WORK REQUIRED:
Only the pictures are to be left out; set down the rest of the records exactly.

(Stored items)
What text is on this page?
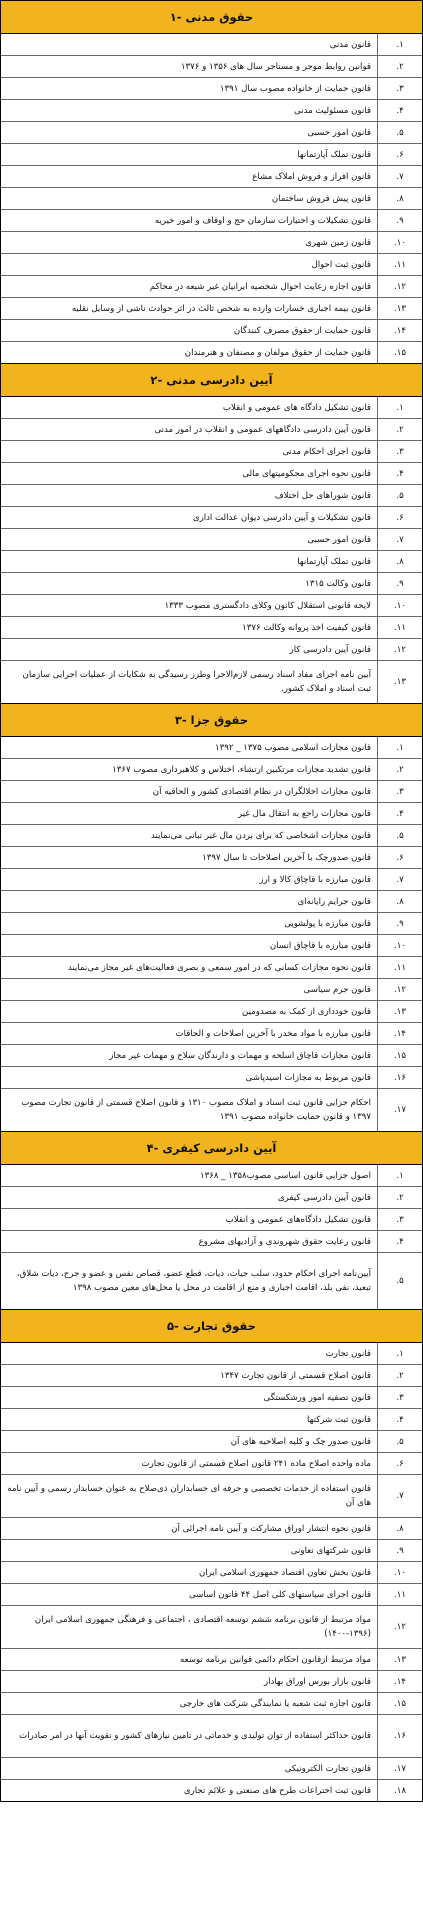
۱- حقوق مدنی
۱.
قانون مدنی
۲.
قوانین روابط موجر و مستاجر سال های ۱۳۵۶ و ۱۳۷۶
۳.
قانون حمایت از خانواده مصوب سال ۱۳۹۱
۴.
قانون مسئولیت مدنی
۵.
قانون امور حسبی
۶.
قانون تملک آپارتمانها
۷.
قانون افراز و فروش املاک مشاع
۸.
قانون پیش فروش ساختمان
۹.
قانون تشکیلات و اختیارات سازمان حج و اوقاف و امور خیریه
۱۰.
قانون زمین شهری
۱۱.
قانون ثبت احوال
۱۲.
قانون اجازه رعایت احوال شخصیه ایرانیان غیر شیعه در محاکم
۱۳.
قانون بیمه اجباری خسارات وارده به شخص ثالث در اثر حوادث ناشی از وسایل نقلیه
۱۴.
قانون حمایت از حقوق مصرف کنندگان
۱۵.
قانون حمایت از حقوق مولفان و مصنفان و هنرمندان
۲- آیین دادرسی مدنی
۱.
قانون تشکیل دادگاه های عمومی و انقلاب
۲.
قانون آیین دادرسی دادگاههای عمومی و انقلاب در امور مدنی
۳.
قانون اجرای احکام مدنی
۴.
قانون نحوه اجرای محکومیتهای مالی
۵.
قانون شوراهای حل اختلاف
۶.
قانون تشکیلات و آیین دادرسی دیوان عدالت اداری
۷.
قانون امور حسبی
۸.
قانون تملک آپارتمانها
۹.
قانون وکالت ۱۳۱۵
۱۰.
لایحه قانونی استقلال کانون وکلای دادگستری مصوب ۱۳۳۳
۱۱.
قانون کیفیت اخذ پروانه وکالت ۱۳۷۶
۱۲.
قانون آیین دادرسی کار
۱۳.
آیین نامه اجرای مفاد اسناد رسمی لازم‌الاجرا وطرز رسیدگی به شکایات از عملیات اجرایی سازمان ثبت اسناد و املاک کشور.
۳- حقوق جزا
۱.
قانون مجازات اسلامی مصوب ۱۳۷۵ _ ۱۳۹۲
۲.
قانون تشدید مجازات مرتکبین ارتشاء، اختلاس و کلاهبرداری مصوب ۱۳۶۷
۳.
قانون مجازات اخلالگران در نظام اقتصادی کشور و الحاقیه آن
۴.
قانون مجازات راجع به انتقال مال غیر
۵.
قانون مجازات اشخاصی که برای بردن مال غیر تبانی می‌نمایند
۶.
قانون صدورچک با آخرین اصلاحات تا سال ۱۳۹۷
۷.
قانون مبارزه با قاچاق کالا و ارز
۸.
قانون جرایم رایانه‌ای
۹.
قانون مبارزه با پولشویی
۱۰.
قانون مبارزه با قاچاق انسان
۱۱.
قانون نحوه مجازات کسانی که در امور سمعی و بصری فعالیت‌های غیر مجاز می‌نمایند
۱۲.
قانون جرم سیاسی
۱۳.
قانون خودداری از کمک به مصدومین
۱۴.
قانون مبارزه با مواد مخدر با آخرین اصلاحات و الحاقات
۱۵.
قانون مجازات قاچاق اسلحه و مهمات و دارندگان سلاح و مهمات غیر مجاز
۱۶.
قانون مربوط به مجازات اسیدپاشی
۱۷.
احکام جزایی قانون ثبت اسناد و املاک مصوب ۱۳۱۰ و قانون اصلاح قسمتی از قانون تجارت مصوب ۱۳۹۷ و قانون حمایت خانواده مصوب ۱۳۹۱
۴- آیین دادرسی کیفری
۱.
اصول جزایی قانون اساسی مصوب۱۳۵۸ _ ۱۳۶۸
۲.
قانون آیین دادرسی کیفری
۳.
قانون تشکیل دادگاه‌های عمومی و انقلاب
۴.
قانون رعایت حقوق شهروندی و آزادیهای مشروع
۵.
آیین‌نامه اجرای احکام حدود، سلب حیات، دیات، قطع عضو، قصاص نفس و عضو و جرح، دیات شلاق، تبعید، نفی بلد، اقامت اجباری و منع از اقامت در محل یا محل‌های معین مصوب ۱۳۹۸
۵- حقوق تجارت
۱.
قانون تجارت
۲.
قانون اصلاح قسمتی از قانون تجارت ۱۳۴۷
۳.
قانون تصفیه امور ورشکستگی
۴.
قانون ثبت شرکتها
۵.
قانون صدور چک و کلیه اصلاحیه های آن
۶.
ماده واحده اصلاح ماده ۲۴۱ قانون اصلاح قسمتی از قانون تجارت
۷.
قانون استفاده از خدمات تخصصی و حرفه ای حسابداران ذی‌صلاح به عنوان حسابدار رسمی و آیین نامه های آن
۸.
قانون نحوه انتشار اوراق مشارکت و آیین نامه اجرائی آن
۹.
قانون شرکتهای تعاونی
۱۰.
قانون بخش تعاون اقتصاد جمهوری اسلامی ایران
۱۱.
قانون اجرای سیاستهای کلی اصل ۴۴ قانون اساسی
۱۲.
مواد مرتبط از قانون برنامه ششم توسعه اقتصادی ، اجتماعی و فرهنگی جمهوری اسلامی ایران (۱۳۹۶-۱۴۰۰)
۱۳.
مواد مرتبط ازقانون احکام دائمی قوانین برنامه توسعه
۱۴.
قانون بازار بورس اوراق بهادار
۱۵.
قانون اجازه ثبت شعبه یا نمایندگی شرکت های خارجی
۱۶.
قانون حداکثر استفاده از توان تولیدی و خدماتی در تامین نیازهای کشور و تقویت آنها در امر صادرات
۱۷.
قانون تجارت الکترونیکی
۱۸.
قانون ثبت اختراعات طرح های صنعتی و علائم تجاری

RESULT FOR THIS EXERCISE:
What text is on this page?
۱- حقوق مدنی
۱.
قانون مدنی
۲.
قوانین روابط موجر و مستاجر سال های ۱۳۵۶ و ۱۳۷۶
۳.
قانون حمایت از خانواده مصوب سال ۱۳۹۱
۴.
قانون مسئولیت مدنی
۵.
قانون امور حسبی
۶.
قانون تملک آپارتمانها
۷.
قانون افراز و فروش املاک مشاع
۸.
قانون پیش فروش ساختمان
۹.
قانون تشکیلات و اختیارات سازمان حج و اوقاف و امور خیریه
۱۰.
قانون زمین شهری
۱۱.
قانون ثبت احوال
۱۲.
قانون اجازه رعایت احوال شخصیه ایرانیان غیر شیعه در محاکم
۱۳.
قانون بیمه اجباری خسارات وارده به شخص ثالث در اثر حوادث ناشی از وسایل نقلیه
۱۴.
قانون حمایت از حقوق مصرف کنندگان
۱۵.
قانون حمایت از حقوق مولفان و مصنفان و هنرمندان
۲- آیین دادرسی مدنی
۱.
قانون تشکیل دادگاه های عمومی و انقلاب
۲.
قانون آیین دادرسی دادگاههای عمومی و انقلاب در امور مدنی
۳.
قانون اجرای احکام مدنی
۴.
قانون نحوه اجرای محکومیتهای مالی
۵.
قانون شوراهای حل اختلاف
۶.
قانون تشکیلات و آیین دادرسی دیوان عدالت اداری
۷.
قانون امور حسبی
۸.
قانون تملک آپارتمانها
۹.
قانون وکالت ۱۳۱۵
۱۰.
لایحه قانونی استقلال کانون وکلای دادگستری مصوب ۱۳۳۳
۱۱.
قانون کیفیت اخذ پروانه وکالت ۱۳۷۶
۱۲.
قانون آیین دادرسی کار
۱۳.
آیین نامه اجرای مفاد اسناد رسمی لازم‌الاجرا وطرز رسیدگی به شکایات از عملیات اجرایی سازمان ثبت اسناد و املاک کشور.
۳- حقوق جزا
۱.
قانون مجازات اسلامی مصوب ۱۳۷۵ _ ۱۳۹۲
۲.
قانون تشدید مجازات مرتکبین ارتشاء، اختلاس و کلاهبرداری مصوب ۱۳۶۷
۳.
قانون مجازات اخلالگران در نظام اقتصادی کشور و الحاقیه آن
۴.
قانون مجازات راجع به انتقال مال غیر
۵.
قانون مجازات اشخاصی که برای بردن مال غیر تبانی می‌نمایند
۶.
قانون صدورچک با آخرین اصلاحات تا سال ۱۳۹۷
۷.
قانون مبارزه با قاچاق کالا و ارز
۸.
قانون جرایم رایانه‌ای
۹.
قانون مبارزه با پولشویی
۱۰.
قانون مبارزه با قاچاق انسان
۱۱.
قانون نحوه مجازات کسانی که در امور سمعی و بصری فعالیت‌های غیر مجاز می‌نمایند
۱۲.
قانون جرم سیاسی
۱۳.
قانون خودداری از کمک به مصدومین
۱۴.
قانون مبارزه با مواد مخدر با آخرین اصلاحات و الحاقات
۱۵.
قانون مجازات قاچاق اسلحه و مهمات و دارندگان سلاح و مهمات غیر مجاز
۱۶.
قانون مربوط به مجازات اسیدپاشی
۱۷.
احکام جزایی قانون ثبت اسناد و املاک مصوب ۱۳۱۰ و قانون اصلاح قسمتی از قانون تجارت مصوب ۱۳۹۷ و قانون حمایت خانواده مصوب ۱۳۹۱
۴- آیین دادرسی کیفری
۱.
اصول جزایی قانون اساسی مصوب۱۳۵۸ _ ۱۳۶۸
۲.
قانون آیین دادرسی کیفری
۳.
قانون تشکیل دادگاه‌های عمومی و انقلاب
۴.
قانون رعایت حقوق شهروندی و آزادیهای مشروع
۵.
آیین‌نامه اجرای احکام حدود، سلب حیات، دیات، قطع عضو، قصاص نفس و عضو و جرح، دیات شلاق، تبعید، نفی بلد، اقامت اجباری و منع از اقامت در محل یا محل‌های معین مصوب ۱۳۹۸
۵- حقوق تجارت
۱.
قانون تجارت
۲.
قانون اصلاح قسمتی از قانون تجارت ۱۳۴۷
۳.
قانون تصفیه امور ورشکستگی
۴.
قانون ثبت شرکتها
۵.
قانون صدور چک و کلیه اصلاحیه های آن
۶.
ماده واحده اصلاح ماده ۲۴۱ قانون اصلاح قسمتی از قانون تجارت
۷.
قانون استفاده از خدمات تخصصی و حرفه ای حسابداران ذی‌صلاح به عنوان حسابدار رسمی و آیین نامه های آن
۸.
قانون نحوه انتشار اوراق مشارکت و آیین نامه اجرائی آن
۹.
قانون شرکتهای تعاونی
۱۰.
قانون بخش تعاون اقتصاد جمهوری اسلامی ایران
۱۱.
قانون اجرای سیاستهای کلی اصل ۴۴ قانون اساسی
۱۲.
مواد مرتبط از قانون برنامه ششم توسعه اقتصادی ، اجتماعی و فرهنگی جمهوری اسلامی ایران (۱۳۹۶-۱۴۰۰)
۱۳.
مواد مرتبط ازقانون احکام دائمی قوانین برنامه توسعه
۱۴.
قانون بازار بورس اوراق بهادار
۱۵.
قانون اجازه ثبت شعبه یا نمایندگی شرکت های خارجی
۱۶.
قانون حداکثر استفاده از توان تولیدی و خدماتی در تامین نیازهای کشور و تقویت آنها در امر صادرات
۱۷.
قانون تجارت الکترونیکی
۱۸.
قانون ثبت اختراعات طرح های صنعتی و علائم تجاری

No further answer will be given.